Description of the task – Repeat the entire listing exactly.

Working data –

>> START

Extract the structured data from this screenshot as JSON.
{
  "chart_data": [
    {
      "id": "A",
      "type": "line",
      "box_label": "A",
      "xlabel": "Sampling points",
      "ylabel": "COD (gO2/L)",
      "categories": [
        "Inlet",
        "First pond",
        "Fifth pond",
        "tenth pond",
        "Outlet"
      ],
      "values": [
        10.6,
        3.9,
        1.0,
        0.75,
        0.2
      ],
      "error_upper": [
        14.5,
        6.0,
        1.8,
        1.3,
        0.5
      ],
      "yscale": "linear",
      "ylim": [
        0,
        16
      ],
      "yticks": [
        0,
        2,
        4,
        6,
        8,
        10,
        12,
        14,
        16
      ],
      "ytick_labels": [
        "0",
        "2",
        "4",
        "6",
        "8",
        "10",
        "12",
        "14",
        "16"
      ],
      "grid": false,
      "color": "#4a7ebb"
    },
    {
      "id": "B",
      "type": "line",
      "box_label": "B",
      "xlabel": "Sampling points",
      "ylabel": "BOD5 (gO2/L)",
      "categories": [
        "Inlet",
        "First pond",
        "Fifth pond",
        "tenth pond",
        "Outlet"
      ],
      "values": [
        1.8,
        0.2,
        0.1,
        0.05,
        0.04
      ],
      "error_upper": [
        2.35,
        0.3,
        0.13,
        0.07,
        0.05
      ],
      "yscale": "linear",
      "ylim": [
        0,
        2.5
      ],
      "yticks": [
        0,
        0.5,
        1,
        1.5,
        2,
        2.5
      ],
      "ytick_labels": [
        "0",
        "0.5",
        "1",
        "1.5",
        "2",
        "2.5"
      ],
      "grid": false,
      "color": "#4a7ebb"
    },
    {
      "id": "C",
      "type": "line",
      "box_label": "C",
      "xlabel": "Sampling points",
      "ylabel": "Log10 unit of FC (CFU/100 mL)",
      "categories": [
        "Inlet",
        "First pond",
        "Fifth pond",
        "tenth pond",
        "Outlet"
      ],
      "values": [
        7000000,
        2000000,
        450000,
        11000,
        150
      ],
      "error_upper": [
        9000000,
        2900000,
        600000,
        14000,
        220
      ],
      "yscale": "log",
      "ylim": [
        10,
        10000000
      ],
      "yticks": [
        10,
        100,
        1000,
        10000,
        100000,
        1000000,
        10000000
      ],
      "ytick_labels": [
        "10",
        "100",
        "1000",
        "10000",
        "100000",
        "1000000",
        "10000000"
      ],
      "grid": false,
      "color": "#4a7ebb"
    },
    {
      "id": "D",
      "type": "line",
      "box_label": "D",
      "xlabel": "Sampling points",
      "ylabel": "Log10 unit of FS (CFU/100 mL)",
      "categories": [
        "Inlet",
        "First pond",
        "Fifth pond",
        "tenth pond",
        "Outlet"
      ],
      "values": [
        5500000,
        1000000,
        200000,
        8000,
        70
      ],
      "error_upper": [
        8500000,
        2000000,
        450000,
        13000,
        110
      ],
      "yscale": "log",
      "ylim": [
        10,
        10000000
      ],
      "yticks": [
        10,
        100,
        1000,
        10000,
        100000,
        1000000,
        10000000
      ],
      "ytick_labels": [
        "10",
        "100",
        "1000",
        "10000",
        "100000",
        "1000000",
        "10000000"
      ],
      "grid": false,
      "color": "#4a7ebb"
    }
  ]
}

>> END

Task result –
Extract the structured data from this screenshot as JSON.
{
  "chart_data": [
    {
      "id": "A",
      "type": "line",
      "box_label": "A",
      "xlabel": "Sampling points",
      "ylabel": "COD (gO2/L)",
      "categories": [
        "Inlet",
        "First pond",
        "Fifth pond",
        "tenth pond",
        "Outlet"
      ],
      "values": [
        10.6,
        3.9,
        1.0,
        0.75,
        0.2
      ],
      "error_upper": [
        14.5,
        6.0,
        1.8,
        1.3,
        0.5
      ],
      "yscale": "linear",
      "ylim": [
        0,
        16
      ],
      "yticks": [
        0,
        2,
        4,
        6,
        8,
        10,
        12,
        14,
        16
      ],
      "ytick_labels": [
        "0",
        "2",
        "4",
        "6",
        "8",
        "10",
        "12",
        "14",
        "16"
      ],
      "grid": false,
      "color": "#4a7ebb"
    },
    {
      "id": "B",
      "type": "line",
      "box_label": "B",
      "xlabel": "Sampling points",
      "ylabel": "BOD5 (gO2/L)",
      "categories": [
        "Inlet",
        "First pond",
        "Fifth pond",
        "tenth pond",
        "Outlet"
      ],
      "values": [
        1.8,
        0.2,
        0.1,
        0.05,
        0.04
      ],
      "error_upper": [
        2.35,
        0.3,
        0.13,
        0.07,
        0.05
      ],
      "yscale": "linear",
      "ylim": [
        0,
        2.5
      ],
      "yticks": [
        0,
        0.5,
        1,
        1.5,
        2,
        2.5
      ],
      "ytick_labels": [
        "0",
        "0.5",
        "1",
        "1.5",
        "2",
        "2.5"
      ],
      "grid": false,
      "color": "#4a7ebb"
    },
    {
      "id": "C",
      "type": "line",
      "box_label": "C",
      "xlabel": "Sampling points",
      "ylabel": "Log10 unit of FC (CFU/100 mL)",
      "categories": [
        "Inlet",
        "First pond",
        "Fifth pond",
        "tenth pond",
        "Outlet"
      ],
      "values": [
        7000000,
        2000000,
        450000,
        11000,
        150
      ],
      "error_upper": [
        9000000,
        2900000,
        600000,
        14000,
        220
      ],
      "yscale": "log",
      "ylim": [
        10,
        10000000
      ],
      "yticks": [
        10,
        100,
        1000,
        10000,
        100000,
        1000000,
        10000000
      ],
      "ytick_labels": [
        "10",
        "100",
        "1000",
        "10000",
        "100000",
        "1000000",
        "10000000"
      ],
      "grid": false,
      "color": "#4a7ebb"
    },
    {
      "id": "D",
      "type": "line",
      "box_label": "D",
      "xlabel": "Sampling points",
      "ylabel": "Log10 unit of FS (CFU/100 mL)",
      "categories": [
        "Inlet",
        "First pond",
        "Fifth pond",
        "tenth pond",
        "Outlet"
      ],
      "values": [
        5500000,
        1000000,
        200000,
        8000,
        70
      ],
      "error_upper": [
        8500000,
        2000000,
        450000,
        13000,
        110
      ],
      "yscale": "log",
      "ylim": [
        10,
        10000000
      ],
      "yticks": [
        10,
        100,
        1000,
        10000,
        100000,
        1000000,
        10000000
      ],
      "ytick_labels": [
        "10",
        "100",
        "1000",
        "10000",
        "100000",
        "1000000",
        "10000000"
      ],
      "grid": false,
      "color": "#4a7ebb"
    }
  ]
}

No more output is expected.